::: Provided data

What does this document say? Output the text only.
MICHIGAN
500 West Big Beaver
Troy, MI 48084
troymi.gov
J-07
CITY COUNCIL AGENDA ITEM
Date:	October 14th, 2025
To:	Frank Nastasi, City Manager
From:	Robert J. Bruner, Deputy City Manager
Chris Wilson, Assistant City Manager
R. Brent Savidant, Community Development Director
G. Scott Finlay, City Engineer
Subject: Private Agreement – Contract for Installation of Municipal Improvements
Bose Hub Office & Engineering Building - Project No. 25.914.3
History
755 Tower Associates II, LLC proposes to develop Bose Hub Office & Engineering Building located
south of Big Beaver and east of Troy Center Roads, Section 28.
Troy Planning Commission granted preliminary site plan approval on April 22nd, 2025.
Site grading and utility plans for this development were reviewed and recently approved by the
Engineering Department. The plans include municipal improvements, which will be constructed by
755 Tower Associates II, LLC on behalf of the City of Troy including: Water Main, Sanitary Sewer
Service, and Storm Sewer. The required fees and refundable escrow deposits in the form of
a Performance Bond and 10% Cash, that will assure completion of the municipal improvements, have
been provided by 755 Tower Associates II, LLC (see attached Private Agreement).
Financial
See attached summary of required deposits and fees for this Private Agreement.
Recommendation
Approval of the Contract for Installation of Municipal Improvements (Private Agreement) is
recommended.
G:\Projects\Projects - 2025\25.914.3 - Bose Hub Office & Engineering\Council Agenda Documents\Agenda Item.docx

::::::

:: Instructions for the task ::
Search the entries for "Engineering" and copy out each line that has it.

:: Result for this exercise ::
Bose Hub Office & Engineering Building - Project No. 25.914.3
755 Tower Associates II, LLC proposes to develop Bose Hub Office & Engineering Building located
Engineering Department. The plans include municipal improvements, which will be constructed by
G:\Projects\Projects - 2025\25.914.3 - Bose Hub Office & Engineering\Council Agenda Documents\Agenda Item.docx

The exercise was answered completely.